**AIM OF THE EXERCISE**:
Where a line of the material contains the string "aerate", copy that line.

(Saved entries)
——

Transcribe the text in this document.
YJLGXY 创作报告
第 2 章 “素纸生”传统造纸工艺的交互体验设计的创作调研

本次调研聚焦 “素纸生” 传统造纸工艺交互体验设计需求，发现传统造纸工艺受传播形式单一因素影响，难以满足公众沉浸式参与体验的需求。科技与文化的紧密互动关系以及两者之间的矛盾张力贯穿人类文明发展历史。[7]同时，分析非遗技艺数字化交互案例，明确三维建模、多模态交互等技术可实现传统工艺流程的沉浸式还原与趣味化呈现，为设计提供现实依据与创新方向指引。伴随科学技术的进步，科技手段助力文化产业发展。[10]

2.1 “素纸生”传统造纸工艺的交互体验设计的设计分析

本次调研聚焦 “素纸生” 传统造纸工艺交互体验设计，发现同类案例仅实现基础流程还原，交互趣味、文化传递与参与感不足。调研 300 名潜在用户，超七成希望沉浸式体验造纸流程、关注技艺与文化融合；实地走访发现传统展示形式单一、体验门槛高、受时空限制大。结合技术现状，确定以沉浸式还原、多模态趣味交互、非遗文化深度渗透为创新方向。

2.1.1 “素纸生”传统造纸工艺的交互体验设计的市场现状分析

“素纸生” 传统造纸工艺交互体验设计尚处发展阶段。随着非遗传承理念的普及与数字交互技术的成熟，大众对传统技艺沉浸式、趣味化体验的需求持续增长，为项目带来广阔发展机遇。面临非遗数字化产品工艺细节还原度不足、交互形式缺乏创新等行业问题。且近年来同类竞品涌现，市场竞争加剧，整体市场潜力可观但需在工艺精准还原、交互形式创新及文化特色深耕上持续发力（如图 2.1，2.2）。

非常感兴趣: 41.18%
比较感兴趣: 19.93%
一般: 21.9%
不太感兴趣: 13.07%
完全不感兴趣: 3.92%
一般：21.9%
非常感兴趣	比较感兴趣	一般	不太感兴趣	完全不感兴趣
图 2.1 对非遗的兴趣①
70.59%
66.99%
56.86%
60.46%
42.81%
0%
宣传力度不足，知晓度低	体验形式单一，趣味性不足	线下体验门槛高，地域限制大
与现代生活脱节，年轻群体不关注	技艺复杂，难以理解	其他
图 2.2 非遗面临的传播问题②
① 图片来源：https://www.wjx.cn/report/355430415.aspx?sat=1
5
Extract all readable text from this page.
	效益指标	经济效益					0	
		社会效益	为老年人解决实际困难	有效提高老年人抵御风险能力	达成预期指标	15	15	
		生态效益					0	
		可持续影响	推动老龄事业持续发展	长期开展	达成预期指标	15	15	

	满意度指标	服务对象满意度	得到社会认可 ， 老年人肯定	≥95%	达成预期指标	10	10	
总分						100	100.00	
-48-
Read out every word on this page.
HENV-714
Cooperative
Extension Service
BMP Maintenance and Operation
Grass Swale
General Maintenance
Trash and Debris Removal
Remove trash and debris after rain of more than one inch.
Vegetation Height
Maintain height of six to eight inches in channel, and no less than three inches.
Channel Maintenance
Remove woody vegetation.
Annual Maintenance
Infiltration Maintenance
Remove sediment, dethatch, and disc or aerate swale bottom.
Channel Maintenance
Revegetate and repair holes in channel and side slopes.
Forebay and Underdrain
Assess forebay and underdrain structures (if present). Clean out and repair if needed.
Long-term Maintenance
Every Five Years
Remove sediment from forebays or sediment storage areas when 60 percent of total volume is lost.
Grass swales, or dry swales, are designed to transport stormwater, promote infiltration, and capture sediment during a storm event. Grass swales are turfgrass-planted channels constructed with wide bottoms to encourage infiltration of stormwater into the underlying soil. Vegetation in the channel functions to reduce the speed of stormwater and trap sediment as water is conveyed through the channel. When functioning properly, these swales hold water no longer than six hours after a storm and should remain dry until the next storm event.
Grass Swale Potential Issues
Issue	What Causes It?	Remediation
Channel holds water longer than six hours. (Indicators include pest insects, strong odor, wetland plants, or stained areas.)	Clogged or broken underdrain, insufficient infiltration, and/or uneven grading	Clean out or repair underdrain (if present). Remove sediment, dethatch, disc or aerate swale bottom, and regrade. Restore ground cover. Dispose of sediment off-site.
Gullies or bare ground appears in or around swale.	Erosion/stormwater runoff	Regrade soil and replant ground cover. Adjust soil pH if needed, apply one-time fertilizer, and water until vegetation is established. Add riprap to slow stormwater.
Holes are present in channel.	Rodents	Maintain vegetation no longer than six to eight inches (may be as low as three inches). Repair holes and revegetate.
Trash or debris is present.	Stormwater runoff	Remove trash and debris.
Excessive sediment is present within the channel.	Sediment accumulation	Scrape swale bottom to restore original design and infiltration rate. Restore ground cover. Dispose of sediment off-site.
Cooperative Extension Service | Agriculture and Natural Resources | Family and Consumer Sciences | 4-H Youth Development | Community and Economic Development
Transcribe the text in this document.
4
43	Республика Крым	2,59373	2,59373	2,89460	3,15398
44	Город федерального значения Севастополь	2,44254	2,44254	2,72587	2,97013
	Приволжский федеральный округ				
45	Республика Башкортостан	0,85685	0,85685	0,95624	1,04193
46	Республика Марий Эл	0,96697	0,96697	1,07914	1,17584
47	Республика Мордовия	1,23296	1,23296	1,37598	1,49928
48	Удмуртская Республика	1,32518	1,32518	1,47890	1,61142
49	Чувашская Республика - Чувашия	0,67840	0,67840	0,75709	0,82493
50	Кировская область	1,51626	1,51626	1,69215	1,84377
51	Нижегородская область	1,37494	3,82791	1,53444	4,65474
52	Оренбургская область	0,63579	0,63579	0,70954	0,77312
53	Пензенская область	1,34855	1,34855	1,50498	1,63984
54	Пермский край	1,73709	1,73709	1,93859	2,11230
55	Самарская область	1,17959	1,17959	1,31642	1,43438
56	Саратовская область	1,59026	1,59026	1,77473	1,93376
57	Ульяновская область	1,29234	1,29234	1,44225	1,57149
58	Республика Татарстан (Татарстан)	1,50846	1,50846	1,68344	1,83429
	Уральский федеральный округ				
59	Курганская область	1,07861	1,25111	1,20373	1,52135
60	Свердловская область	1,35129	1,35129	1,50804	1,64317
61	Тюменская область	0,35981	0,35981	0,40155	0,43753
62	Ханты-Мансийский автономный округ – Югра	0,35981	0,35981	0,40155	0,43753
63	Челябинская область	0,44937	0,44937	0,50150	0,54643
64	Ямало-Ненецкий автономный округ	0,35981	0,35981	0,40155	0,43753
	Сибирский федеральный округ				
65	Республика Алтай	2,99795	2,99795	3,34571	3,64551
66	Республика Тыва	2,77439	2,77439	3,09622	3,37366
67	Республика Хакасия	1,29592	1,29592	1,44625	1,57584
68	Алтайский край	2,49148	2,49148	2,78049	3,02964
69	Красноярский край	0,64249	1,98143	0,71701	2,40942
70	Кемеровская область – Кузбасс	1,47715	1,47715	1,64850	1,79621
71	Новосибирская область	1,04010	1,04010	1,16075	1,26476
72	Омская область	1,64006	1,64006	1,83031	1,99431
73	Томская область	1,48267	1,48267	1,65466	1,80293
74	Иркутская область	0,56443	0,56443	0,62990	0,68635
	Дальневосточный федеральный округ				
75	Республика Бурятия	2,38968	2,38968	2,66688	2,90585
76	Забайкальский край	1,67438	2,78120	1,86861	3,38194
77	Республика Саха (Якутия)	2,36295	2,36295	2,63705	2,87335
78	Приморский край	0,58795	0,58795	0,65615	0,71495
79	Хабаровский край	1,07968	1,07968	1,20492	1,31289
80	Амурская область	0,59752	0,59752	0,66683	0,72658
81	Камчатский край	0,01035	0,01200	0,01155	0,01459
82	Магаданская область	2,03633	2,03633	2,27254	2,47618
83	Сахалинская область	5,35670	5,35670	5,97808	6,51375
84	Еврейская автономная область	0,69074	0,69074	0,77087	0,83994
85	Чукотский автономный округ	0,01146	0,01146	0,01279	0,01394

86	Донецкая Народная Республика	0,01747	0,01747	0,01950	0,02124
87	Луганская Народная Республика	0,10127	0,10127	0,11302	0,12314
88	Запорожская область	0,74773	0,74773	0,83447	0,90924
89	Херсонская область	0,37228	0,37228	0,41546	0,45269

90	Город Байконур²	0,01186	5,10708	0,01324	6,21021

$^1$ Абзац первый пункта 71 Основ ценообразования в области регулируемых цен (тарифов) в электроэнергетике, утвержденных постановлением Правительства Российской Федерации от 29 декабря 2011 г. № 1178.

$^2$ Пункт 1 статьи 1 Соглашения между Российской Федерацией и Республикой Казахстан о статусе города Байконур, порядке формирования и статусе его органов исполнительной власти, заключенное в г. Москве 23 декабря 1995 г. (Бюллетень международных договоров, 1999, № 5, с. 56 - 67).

——

**TASK ANSWER**:
Remove sediment, dethatch, and disc or aerate swale bottom.
Channel holds water longer than six hours. (Indicators include pest insects, strong odor, wetland plants, or stained areas.)	Clogged or broken underdrain, insufficient infiltration, and/or uneven grading	Clean out or repair underdrain (if present). Remove sediment, dethatch, disc or aerate swale bottom, and regrade. Restore ground cover. Dispose of sediment off-site.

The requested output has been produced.